### Entries supplied
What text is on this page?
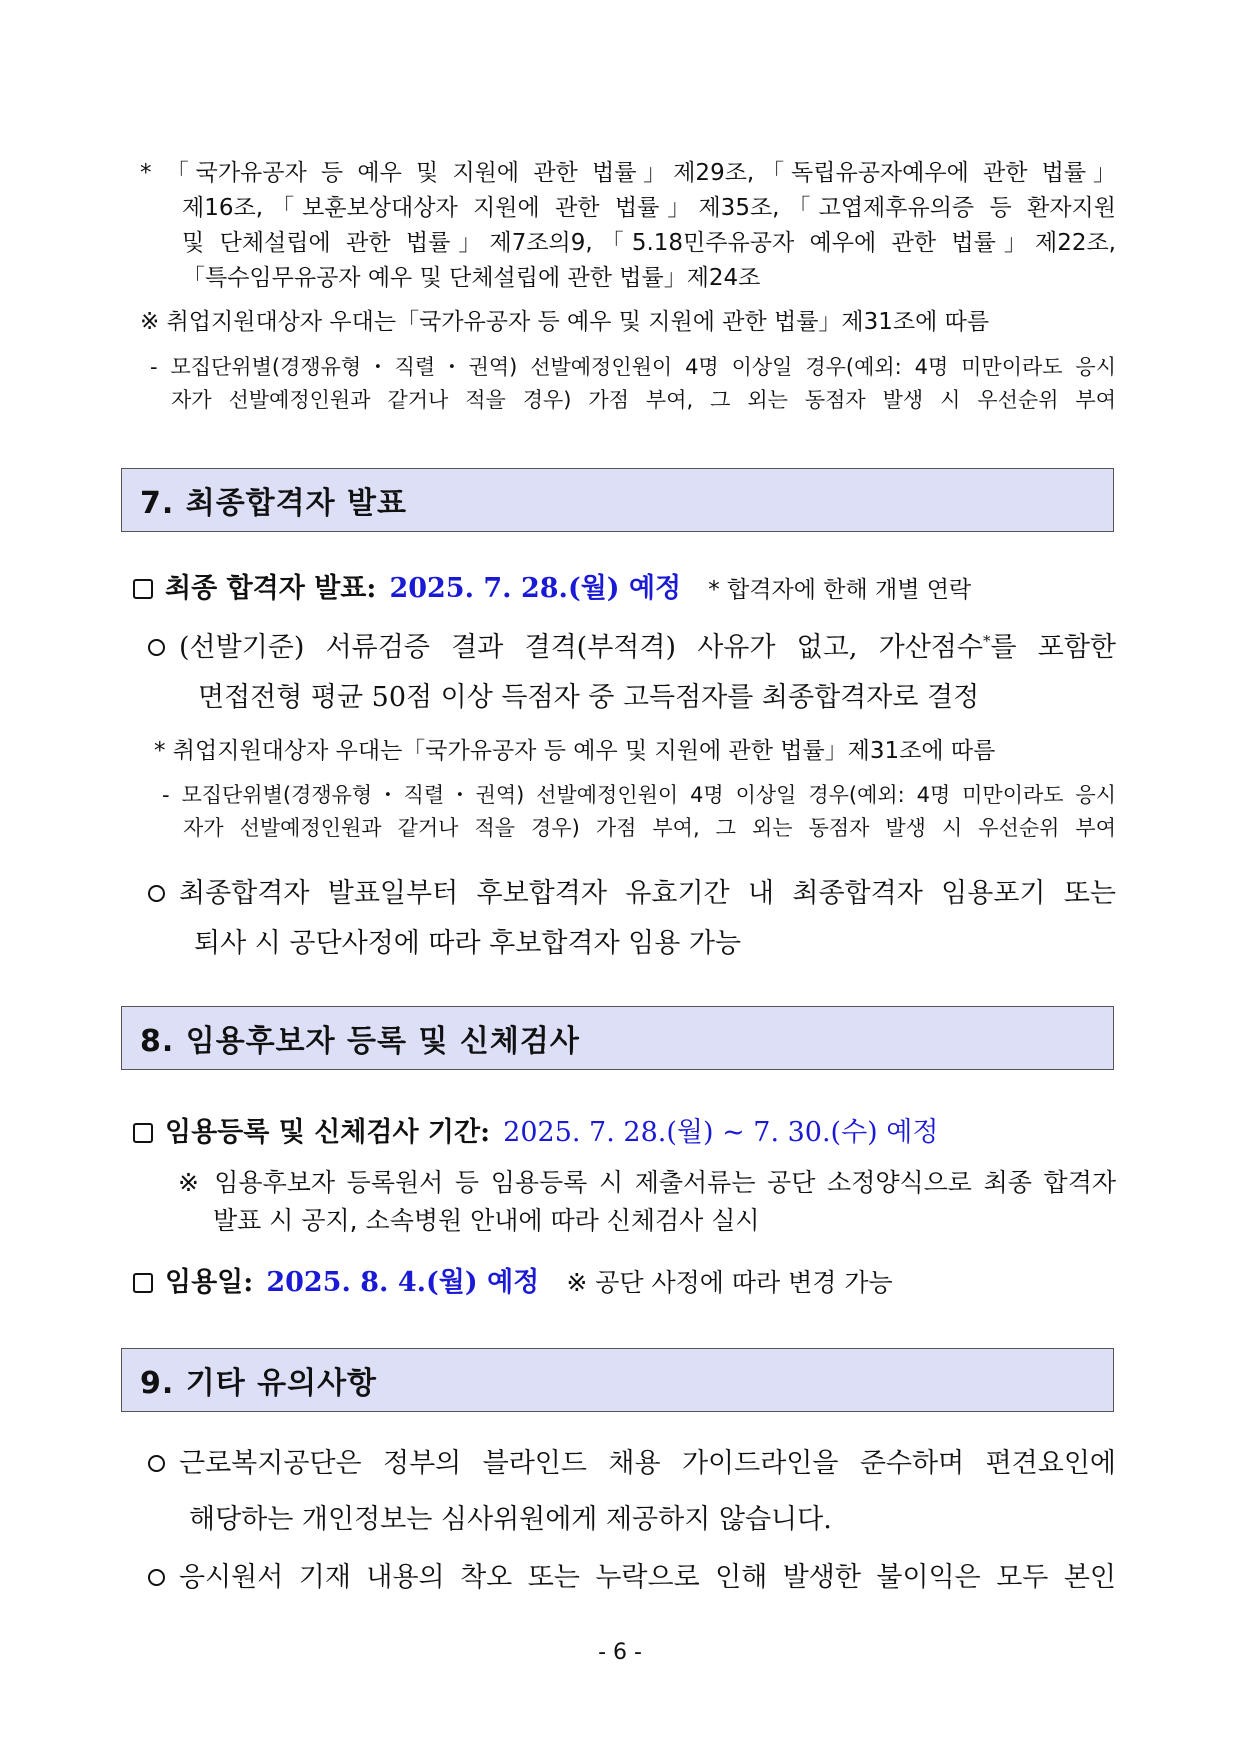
* 「국가유공자 등 예우 및 지원에 관한 법률」제29조,「독립유공자예우에 관한 법률」
제16조,「보훈보상대상자 지원에 관한 법률」제35조,「고엽제후유의증 등 환자지원
및 단체설립에 관한 법률」제7조의9,「5.18민주유공자 예우에 관한 법률」제22조,
「특수임무유공자 예우 및 단체설립에 관한 법률」제24조
※ 취업지원대상자 우대는「국가유공자 등 예우 및 지원에 관한 법률」제31조에 따름
- 모집단위별(경쟁유형・직렬・권역) 선발예정인원이 4명 이상일 경우(예외: 4명 미만이라도 응시
자가 선발예정인원과 같거나 적을 경우) 가점 부여, 그 외는 동점자 발생 시 우선순위 부여
7. 최종합격자 발표
최종 합격자 발표: 2025. 7. 28.(월) 예정 * 합격자에 한해 개별 연락
(선발기준) 서류검증 결과 결격(부적격) 사유가 없고, 가산점수*를 포함한
면접전형 평균 50점 이상 득점자 중 고득점자를 최종합격자로 결정
* 취업지원대상자 우대는「국가유공자 등 예우 및 지원에 관한 법률」제31조에 따름
- 모집단위별(경쟁유형・직렬・권역) 선발예정인원이 4명 이상일 경우(예외: 4명 미만이라도 응시
자가 선발예정인원과 같거나 적을 경우) 가점 부여, 그 외는 동점자 발생 시 우선순위 부여
최종합격자 발표일부터 후보합격자 유효기간 내 최종합격자 임용포기 또는
퇴사 시 공단사정에 따라 후보합격자 임용 가능
8. 임용후보자 등록 및 신체검사
임용등록 및 신체검사 기간: 2025. 7. 28.(월) ~ 7. 30.(수) 예정
※ 임용후보자 등록원서 등 임용등록 시 제출서류는 공단 소정양식으로 최종 합격자
발표 시 공지, 소속병원 안내에 따라 신체검사 실시
임용일: 2025. 8. 4.(월) 예정 ※ 공단 사정에 따라 변경 가능
9. 기타 유의사항
근로복지공단은 정부의 블라인드 채용 가이드라인을 준수하며 편견요인에
해당하는 개인정보는 심사위원에게 제공하지 않습니다.
응시원서 기재 내용의 착오 또는 누락으로 인해 발생한 불이익은 모두 본인
- 6 -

### Exercise requirements
Look through the listing and extract every line with "임용등록" in it.

### Solution below
임용등록 및 신체검사 기간: 2025. 7. 28.(월) ~ 7. 30.(수) 예정
※ 임용후보자 등록원서 등 임용등록 시 제출서류는 공단 소정양식으로 최종 합격자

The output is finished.